--- DATA EXTRACT ---

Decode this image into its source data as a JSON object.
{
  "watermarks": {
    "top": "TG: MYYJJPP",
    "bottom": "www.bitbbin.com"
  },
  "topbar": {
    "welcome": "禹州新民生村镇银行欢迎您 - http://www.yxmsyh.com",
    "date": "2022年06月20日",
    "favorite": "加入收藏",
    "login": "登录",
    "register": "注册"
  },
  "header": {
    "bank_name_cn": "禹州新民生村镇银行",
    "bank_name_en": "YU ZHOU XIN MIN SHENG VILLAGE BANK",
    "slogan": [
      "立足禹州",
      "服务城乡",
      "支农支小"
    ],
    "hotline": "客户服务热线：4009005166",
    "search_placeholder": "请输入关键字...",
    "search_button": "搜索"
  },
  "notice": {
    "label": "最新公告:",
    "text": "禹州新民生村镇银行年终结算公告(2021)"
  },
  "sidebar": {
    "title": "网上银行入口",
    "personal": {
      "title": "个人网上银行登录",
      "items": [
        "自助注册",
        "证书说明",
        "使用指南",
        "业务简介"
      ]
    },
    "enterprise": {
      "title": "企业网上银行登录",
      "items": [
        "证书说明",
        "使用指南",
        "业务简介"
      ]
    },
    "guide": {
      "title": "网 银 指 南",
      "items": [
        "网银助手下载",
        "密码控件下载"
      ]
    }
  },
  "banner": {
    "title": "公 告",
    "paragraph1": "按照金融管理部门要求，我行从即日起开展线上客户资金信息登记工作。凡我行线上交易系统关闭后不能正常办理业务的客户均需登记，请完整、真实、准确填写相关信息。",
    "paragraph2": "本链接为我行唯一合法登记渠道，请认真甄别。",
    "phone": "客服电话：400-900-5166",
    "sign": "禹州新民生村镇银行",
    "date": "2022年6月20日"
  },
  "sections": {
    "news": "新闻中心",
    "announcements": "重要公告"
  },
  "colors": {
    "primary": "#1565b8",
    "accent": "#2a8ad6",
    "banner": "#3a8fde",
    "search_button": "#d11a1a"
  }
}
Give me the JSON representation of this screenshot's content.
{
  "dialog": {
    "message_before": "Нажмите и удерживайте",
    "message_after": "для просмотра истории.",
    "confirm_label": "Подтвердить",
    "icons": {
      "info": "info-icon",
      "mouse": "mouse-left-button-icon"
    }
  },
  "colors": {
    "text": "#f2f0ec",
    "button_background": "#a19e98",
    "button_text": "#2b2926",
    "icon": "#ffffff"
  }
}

---
--- DATA EXTRACT ---

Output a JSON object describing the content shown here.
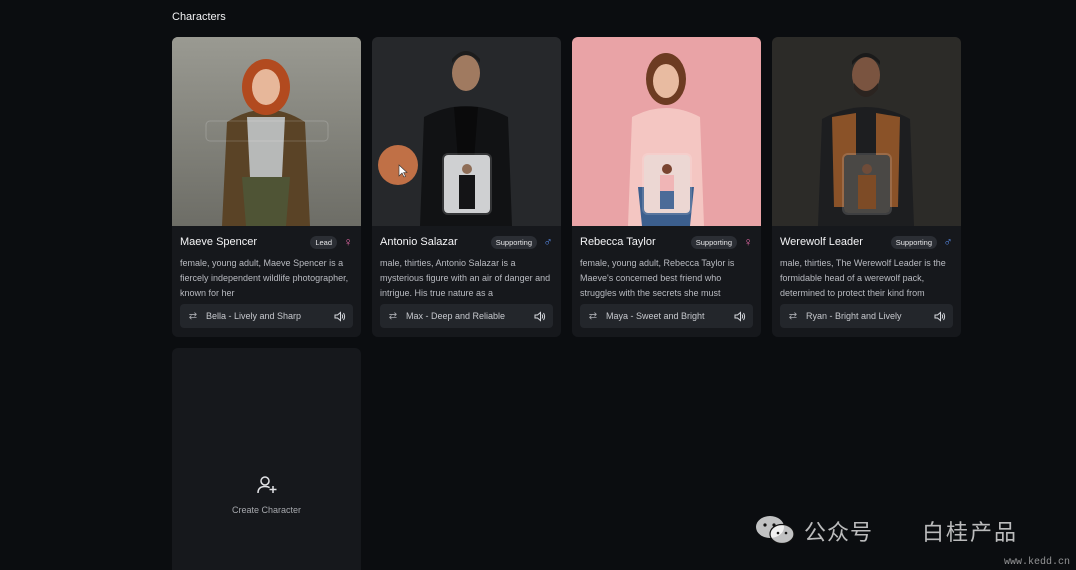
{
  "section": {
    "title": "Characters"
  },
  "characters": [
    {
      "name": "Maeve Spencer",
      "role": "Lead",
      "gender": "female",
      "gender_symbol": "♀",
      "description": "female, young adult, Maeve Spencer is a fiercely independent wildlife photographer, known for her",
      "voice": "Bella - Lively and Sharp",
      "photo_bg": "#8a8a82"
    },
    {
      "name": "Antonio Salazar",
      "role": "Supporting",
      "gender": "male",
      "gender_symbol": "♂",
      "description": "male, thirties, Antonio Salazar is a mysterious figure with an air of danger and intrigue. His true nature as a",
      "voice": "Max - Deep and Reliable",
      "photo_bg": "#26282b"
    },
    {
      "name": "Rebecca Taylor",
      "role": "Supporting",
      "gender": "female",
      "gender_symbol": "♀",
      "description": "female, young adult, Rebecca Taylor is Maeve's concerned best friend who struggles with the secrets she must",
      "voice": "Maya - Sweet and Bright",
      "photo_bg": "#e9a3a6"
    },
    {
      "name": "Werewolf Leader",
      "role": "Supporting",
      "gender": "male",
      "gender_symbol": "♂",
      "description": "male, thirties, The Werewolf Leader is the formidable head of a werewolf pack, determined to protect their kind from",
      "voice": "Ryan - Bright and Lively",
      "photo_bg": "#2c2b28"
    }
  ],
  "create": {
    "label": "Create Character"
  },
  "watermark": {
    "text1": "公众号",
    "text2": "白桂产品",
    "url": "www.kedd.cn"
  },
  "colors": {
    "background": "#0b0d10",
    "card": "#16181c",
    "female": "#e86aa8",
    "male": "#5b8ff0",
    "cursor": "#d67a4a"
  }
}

---
--- DATA EXTRACT ---

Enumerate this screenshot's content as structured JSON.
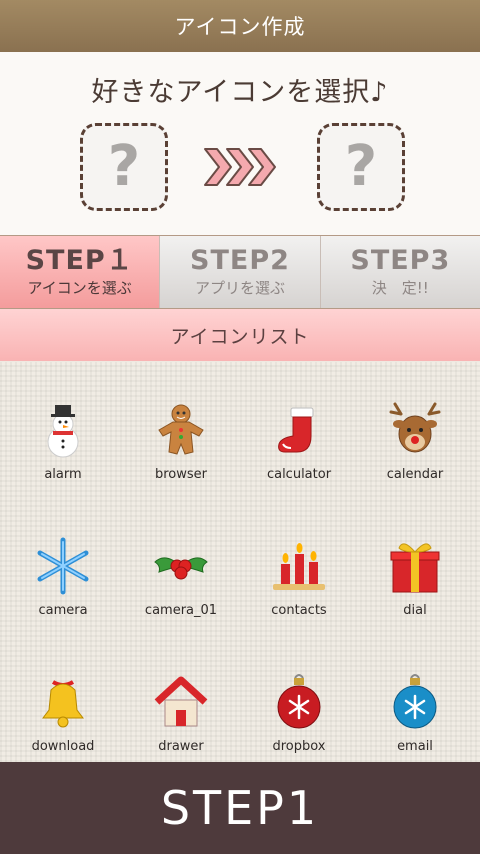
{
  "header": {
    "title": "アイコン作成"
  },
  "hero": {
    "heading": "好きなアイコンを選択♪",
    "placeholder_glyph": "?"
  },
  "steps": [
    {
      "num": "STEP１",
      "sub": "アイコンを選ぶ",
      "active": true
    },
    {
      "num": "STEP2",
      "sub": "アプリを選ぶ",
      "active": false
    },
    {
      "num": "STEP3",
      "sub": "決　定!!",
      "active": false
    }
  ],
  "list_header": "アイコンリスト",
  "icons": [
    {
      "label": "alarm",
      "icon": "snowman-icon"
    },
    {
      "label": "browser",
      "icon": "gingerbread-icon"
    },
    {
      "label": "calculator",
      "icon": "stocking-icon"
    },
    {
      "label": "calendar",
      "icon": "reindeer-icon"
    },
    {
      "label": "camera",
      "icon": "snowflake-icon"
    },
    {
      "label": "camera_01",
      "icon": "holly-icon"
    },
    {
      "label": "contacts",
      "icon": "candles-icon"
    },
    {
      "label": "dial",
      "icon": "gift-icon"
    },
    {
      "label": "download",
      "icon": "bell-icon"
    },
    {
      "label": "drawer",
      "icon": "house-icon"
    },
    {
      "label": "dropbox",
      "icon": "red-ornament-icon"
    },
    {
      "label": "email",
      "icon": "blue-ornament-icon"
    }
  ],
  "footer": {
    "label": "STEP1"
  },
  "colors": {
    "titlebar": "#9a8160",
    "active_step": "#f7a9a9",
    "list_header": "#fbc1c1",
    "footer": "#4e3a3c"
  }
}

---

▶ [WHAT THIS TASK INVOLVES]: Filter for "thirties". Return all lines that hold it.

▶ [PROBLEM SOLUTION]:
      "description": "male, thirties, Antonio Salazar is a mysterious figure with an air of danger and intrigue. His true nature as a",
      "description": "male, thirties, The Werewolf Leader is the formidable head of a werewolf pack, determined to protect their kind from",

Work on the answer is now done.